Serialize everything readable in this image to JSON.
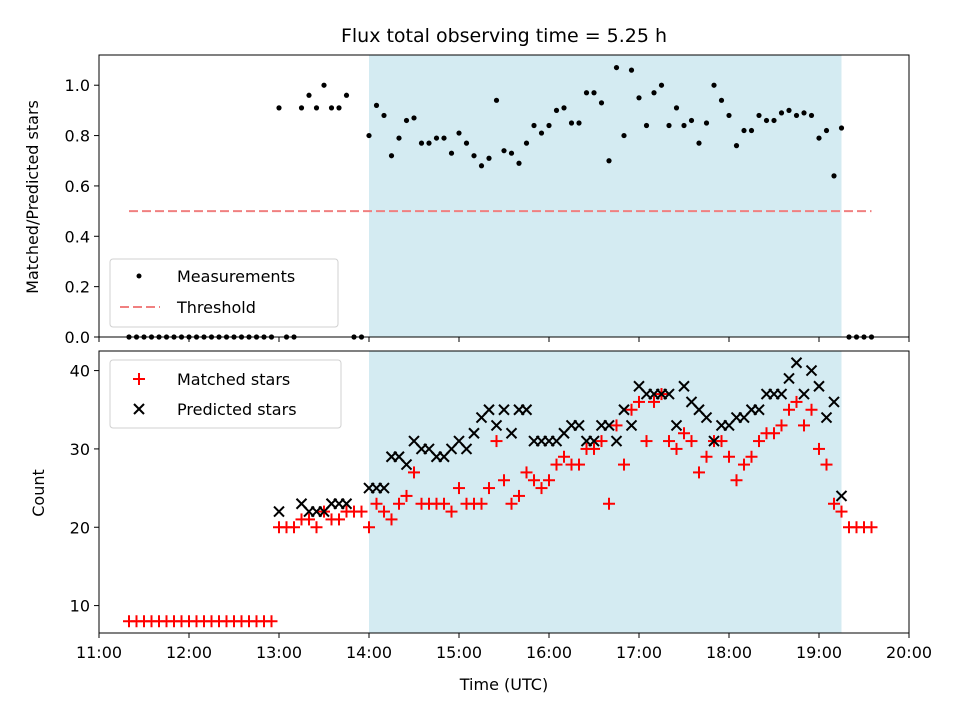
{
  "chart_data": [
    {
      "type": "scatter",
      "title": "Flux total observing time = 5.25 h",
      "ylabel": "Matched/Predicted stars",
      "xlabel": "",
      "ylim": [
        0,
        1.12
      ],
      "yticks": [
        "0.0",
        "0.2",
        "0.4",
        "0.6",
        "0.8",
        "1.0"
      ],
      "highlight_span": [
        "14:00",
        "19:15"
      ],
      "threshold": {
        "name": "Threshold",
        "value": 0.5,
        "x_range": [
          "11:20",
          "19:35"
        ],
        "color": "#f08080"
      },
      "legend": {
        "position": "lower-left",
        "entries": [
          "Measurements",
          "Threshold"
        ]
      },
      "series": [
        {
          "name": "Measurements",
          "marker": "dot",
          "color": "#000000",
          "x": [
            "11:20",
            "11:25",
            "11:30",
            "11:35",
            "11:40",
            "11:45",
            "11:50",
            "11:55",
            "12:00",
            "12:05",
            "12:10",
            "12:15",
            "12:20",
            "12:25",
            "12:30",
            "12:35",
            "12:40",
            "12:45",
            "12:50",
            "12:55",
            "13:00",
            "13:05",
            "13:10",
            "13:15",
            "13:20",
            "13:25",
            "13:30",
            "13:35",
            "13:40",
            "13:45",
            "13:50",
            "13:55",
            "14:00",
            "14:05",
            "14:10",
            "14:15",
            "14:20",
            "14:25",
            "14:30",
            "14:35",
            "14:40",
            "14:45",
            "14:50",
            "14:55",
            "15:00",
            "15:05",
            "15:10",
            "15:15",
            "15:20",
            "15:25",
            "15:30",
            "15:35",
            "15:40",
            "15:45",
            "15:50",
            "15:55",
            "16:00",
            "16:05",
            "16:10",
            "16:15",
            "16:20",
            "16:25",
            "16:30",
            "16:35",
            "16:40",
            "16:45",
            "16:50",
            "16:55",
            "17:00",
            "17:05",
            "17:10",
            "17:15",
            "17:20",
            "17:25",
            "17:30",
            "17:35",
            "17:40",
            "17:45",
            "17:50",
            "17:55",
            "18:00",
            "18:05",
            "18:10",
            "18:15",
            "18:20",
            "18:25",
            "18:30",
            "18:35",
            "18:40",
            "18:45",
            "18:50",
            "18:55",
            "19:00",
            "19:05",
            "19:10",
            "19:15",
            "19:20",
            "19:25",
            "19:30",
            "19:35"
          ],
          "y": [
            0,
            0,
            0,
            0,
            0,
            0,
            0,
            0,
            0,
            0,
            0,
            0,
            0,
            0,
            0,
            0,
            0,
            0,
            0,
            0,
            0.91,
            0,
            0,
            0.91,
            0.96,
            0.91,
            1.0,
            0.91,
            0.91,
            0.96,
            0,
            0,
            0.8,
            0.92,
            0.88,
            0.72,
            0.79,
            0.86,
            0.87,
            0.77,
            0.77,
            0.79,
            0.79,
            0.73,
            0.81,
            0.77,
            0.72,
            0.68,
            0.71,
            0.94,
            0.74,
            0.73,
            0.69,
            0.77,
            0.84,
            0.81,
            0.84,
            0.9,
            0.91,
            0.85,
            0.85,
            0.97,
            0.97,
            0.93,
            0.7,
            1.07,
            0.8,
            1.06,
            0.95,
            0.84,
            0.97,
            1.0,
            0.84,
            0.91,
            0.84,
            0.86,
            0.77,
            0.85,
            1.0,
            0.94,
            0.88,
            0.76,
            0.82,
            0.82,
            0.88,
            0.86,
            0.86,
            0.89,
            0.9,
            0.88,
            0.89,
            0.88,
            0.79,
            0.82,
            0.64,
            0.83,
            0,
            0,
            0,
            0
          ]
        }
      ]
    },
    {
      "type": "scatter",
      "title": "",
      "xlabel": "Time (UTC)",
      "ylabel": "Count",
      "xlim": [
        "11:00",
        "20:00"
      ],
      "ylim": [
        6.5,
        42.5
      ],
      "xticks": [
        "11:00",
        "12:00",
        "13:00",
        "14:00",
        "15:00",
        "16:00",
        "17:00",
        "18:00",
        "19:00",
        "20:00"
      ],
      "yticks": [
        "10",
        "20",
        "30",
        "40"
      ],
      "highlight_span": [
        "14:00",
        "19:15"
      ],
      "legend": {
        "position": "upper-left",
        "entries": [
          "Matched stars",
          "Predicted stars"
        ]
      },
      "series": [
        {
          "name": "Matched stars",
          "marker": "plus",
          "color": "#ff0000",
          "x": [
            "11:20",
            "11:25",
            "11:30",
            "11:35",
            "11:40",
            "11:45",
            "11:50",
            "11:55",
            "12:00",
            "12:05",
            "12:10",
            "12:15",
            "12:20",
            "12:25",
            "12:30",
            "12:35",
            "12:40",
            "12:45",
            "12:50",
            "12:55",
            "13:00",
            "13:05",
            "13:10",
            "13:15",
            "13:20",
            "13:25",
            "13:30",
            "13:35",
            "13:40",
            "13:45",
            "13:50",
            "13:55",
            "14:00",
            "14:05",
            "14:10",
            "14:15",
            "14:20",
            "14:25",
            "14:30",
            "14:35",
            "14:40",
            "14:45",
            "14:50",
            "14:55",
            "15:00",
            "15:05",
            "15:10",
            "15:15",
            "15:20",
            "15:25",
            "15:30",
            "15:35",
            "15:40",
            "15:45",
            "15:50",
            "15:55",
            "16:00",
            "16:05",
            "16:10",
            "16:15",
            "16:20",
            "16:25",
            "16:30",
            "16:35",
            "16:40",
            "16:45",
            "16:50",
            "16:55",
            "17:00",
            "17:05",
            "17:10",
            "17:15",
            "17:20",
            "17:25",
            "17:30",
            "17:35",
            "17:40",
            "17:45",
            "17:50",
            "17:55",
            "18:00",
            "18:05",
            "18:10",
            "18:15",
            "18:20",
            "18:25",
            "18:30",
            "18:35",
            "18:40",
            "18:45",
            "18:50",
            "18:55",
            "19:00",
            "19:05",
            "19:10",
            "19:15",
            "19:20",
            "19:25",
            "19:30",
            "19:35"
          ],
          "y": [
            8,
            8,
            8,
            8,
            8,
            8,
            8,
            8,
            8,
            8,
            8,
            8,
            8,
            8,
            8,
            8,
            8,
            8,
            8,
            8,
            20,
            20,
            20,
            21,
            21,
            20,
            22,
            21,
            21,
            22,
            22,
            22,
            20,
            23,
            22,
            21,
            23,
            24,
            27,
            23,
            23,
            23,
            23,
            22,
            25,
            23,
            23,
            23,
            25,
            31,
            26,
            23,
            24,
            27,
            26,
            25,
            26,
            28,
            29,
            28,
            28,
            30,
            30,
            31,
            23,
            33,
            28,
            35,
            36,
            31,
            36,
            37,
            31,
            30,
            32,
            31,
            27,
            29,
            31,
            31,
            29,
            26,
            28,
            29,
            31,
            32,
            32,
            33,
            35,
            36,
            33,
            35,
            30,
            28,
            23,
            22,
            20,
            20,
            20,
            20
          ]
        },
        {
          "name": "Predicted stars",
          "marker": "x",
          "color": "#000000",
          "x": [
            "13:00",
            "13:15",
            "13:20",
            "13:25",
            "13:30",
            "13:35",
            "13:40",
            "13:45",
            "13:50",
            "14:00",
            "14:05",
            "14:10",
            "14:15",
            "14:20",
            "14:25",
            "14:30",
            "14:35",
            "14:40",
            "14:45",
            "14:50",
            "14:55",
            "15:00",
            "15:05",
            "15:10",
            "15:15",
            "15:20",
            "15:25",
            "15:30",
            "15:35",
            "15:40",
            "15:45",
            "15:50",
            "15:55",
            "16:00",
            "16:05",
            "16:10",
            "16:15",
            "16:20",
            "16:25",
            "16:30",
            "16:35",
            "16:40",
            "16:45",
            "16:50",
            "16:55",
            "17:00",
            "17:05",
            "17:10",
            "17:15",
            "17:20",
            "17:25",
            "17:30",
            "17:35",
            "17:40",
            "17:45",
            "17:50",
            "17:55",
            "18:00",
            "18:05",
            "18:10",
            "18:15",
            "18:20",
            "18:25",
            "18:30",
            "18:35",
            "18:40",
            "18:45",
            "18:50",
            "18:55",
            "19:00",
            "19:05",
            "19:10",
            "19:15",
            "19:20"
          ],
          "y": [
            22,
            23,
            22,
            22,
            22,
            23,
            23,
            23,
            null,
            25,
            25,
            25,
            29,
            29,
            28,
            31,
            30,
            30,
            29,
            29,
            30,
            31,
            30,
            32,
            34,
            35,
            33,
            35,
            32,
            35,
            35,
            31,
            31,
            31,
            31,
            32,
            33,
            33,
            31,
            31,
            33,
            33,
            31,
            35,
            33,
            38,
            37,
            37,
            37,
            37,
            33,
            38,
            36,
            35,
            34,
            31,
            33,
            33,
            34,
            34,
            35,
            35,
            37,
            37,
            37,
            39,
            41,
            37,
            40,
            38,
            34,
            36,
            24,
            null
          ]
        }
      ]
    }
  ]
}
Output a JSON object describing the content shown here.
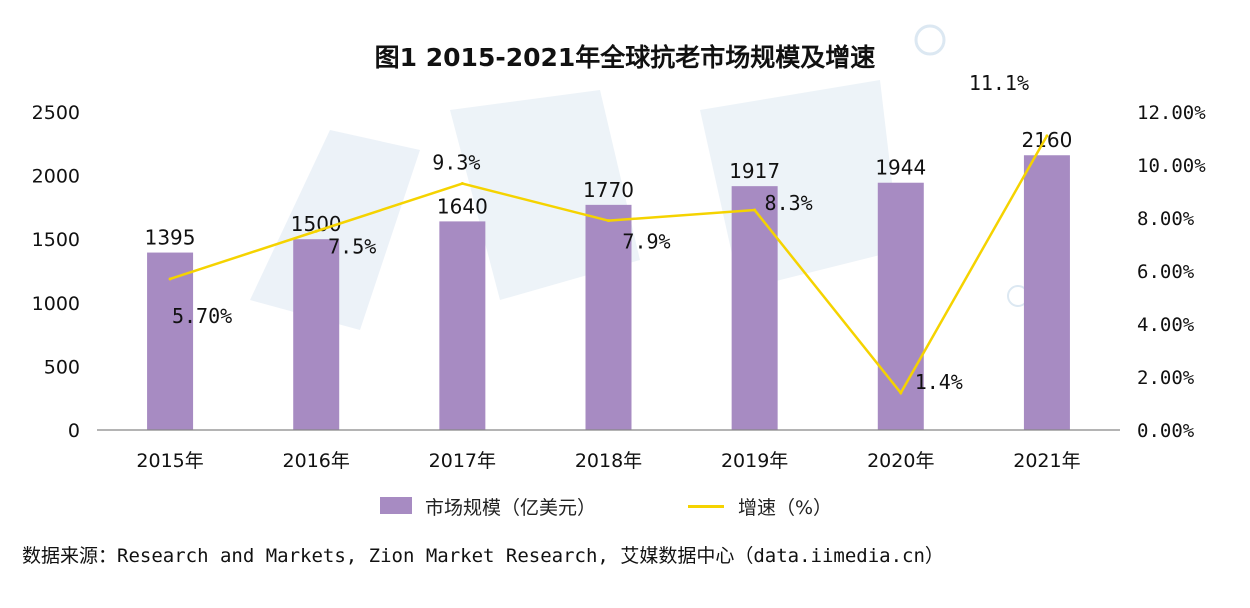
{
  "title": "图1 2015-2021年全球抗老市场规模及增速",
  "legend": {
    "bar_label": "市场规模（亿美元）",
    "line_label": "增速（%）"
  },
  "source": "数据来源：Research and Markets, Zion Market Research, 艾媒数据中心（data.iimedia.cn）",
  "colors": {
    "bar": "#a78bc2",
    "line": "#f5d300",
    "axis": "#888888",
    "watermark": "#dce8f2"
  },
  "chart_data": {
    "type": "bar",
    "title": "图1 2015-2021年全球抗老市场规模及增速",
    "categories": [
      "2015年",
      "2016年",
      "2017年",
      "2018年",
      "2019年",
      "2020年",
      "2021年"
    ],
    "series": [
      {
        "name": "市场规模（亿美元）",
        "type": "bar",
        "axis": "left",
        "values": [
          1395,
          1500,
          1640,
          1770,
          1917,
          1944,
          2160
        ],
        "labels": [
          "1395",
          "1500",
          "1640",
          "1770",
          "1917",
          "1944",
          "2160"
        ]
      },
      {
        "name": "增速（%）",
        "type": "line",
        "axis": "right",
        "values": [
          5.7,
          7.5,
          9.3,
          7.9,
          8.3,
          1.4,
          11.1
        ],
        "labels": [
          "5.70%",
          "7.5%",
          "9.3%",
          "7.9%",
          "8.3%",
          "1.4%",
          "11.1%"
        ]
      }
    ],
    "y_left": {
      "ylim": [
        0,
        2500
      ],
      "ticks": [
        "0",
        "500",
        "1000",
        "1500",
        "2000",
        "2500"
      ]
    },
    "y_right": {
      "ylim": [
        0,
        12
      ],
      "ticks": [
        "0.00%",
        "2.00%",
        "4.00%",
        "6.00%",
        "8.00%",
        "10.00%",
        "12.00%"
      ]
    },
    "grid": false,
    "legend_position": "bottom"
  }
}
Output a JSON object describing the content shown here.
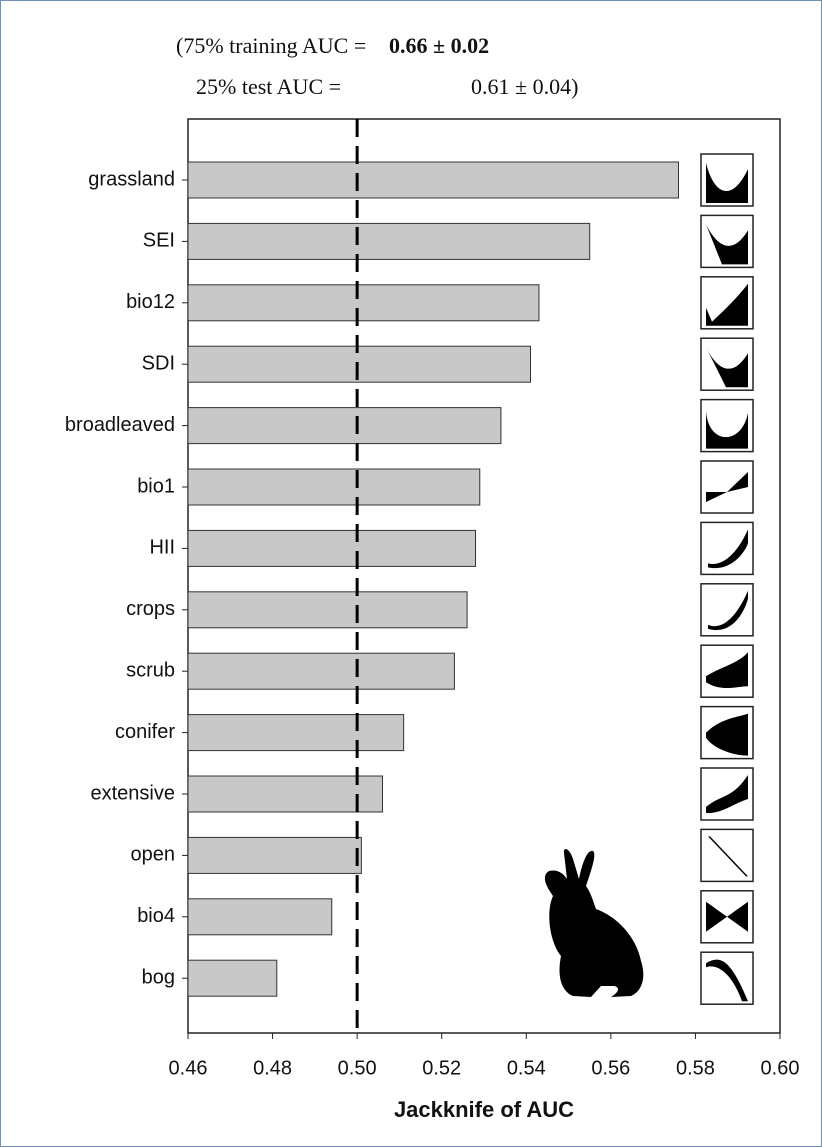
{
  "chart_data": {
    "type": "bar",
    "orientation": "horizontal",
    "annotation_lines": [
      {
        "label": "(75% training AUC = ",
        "value": "0.66 ± 0.02"
      },
      {
        "label": "25% test AUC =",
        "value": "0.61 ± 0.04)"
      }
    ],
    "xlabel": "Jackknife of AUC",
    "categories": [
      "grassland",
      "SEI",
      "bio12",
      "SDI",
      "broadleaved",
      "bio1",
      "HII",
      "crops",
      "scrub",
      "conifer",
      "extensive",
      "open",
      "bio4",
      "bog"
    ],
    "values": [
      0.576,
      0.555,
      0.543,
      0.541,
      0.534,
      0.529,
      0.528,
      0.526,
      0.523,
      0.511,
      0.506,
      0.501,
      0.494,
      0.481
    ],
    "color": "#c8c8c8",
    "xlim": [
      0.46,
      0.6
    ],
    "xticks": [
      0.46,
      0.48,
      {
        "value": 0.5,
        "label": "0.50"
      },
      0.52,
      0.54,
      0.56,
      0.58,
      {
        "value": 0.6,
        "label": "0.60"
      }
    ],
    "reference_line": 0.5,
    "grid": false
  }
}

Given task >>
Return only those lines of the records that contain the string "Predicted".

Result >>
      "ylabel": "Matched/Predicted stars",
          "Predicted stars"
          "name": "Predicted stars",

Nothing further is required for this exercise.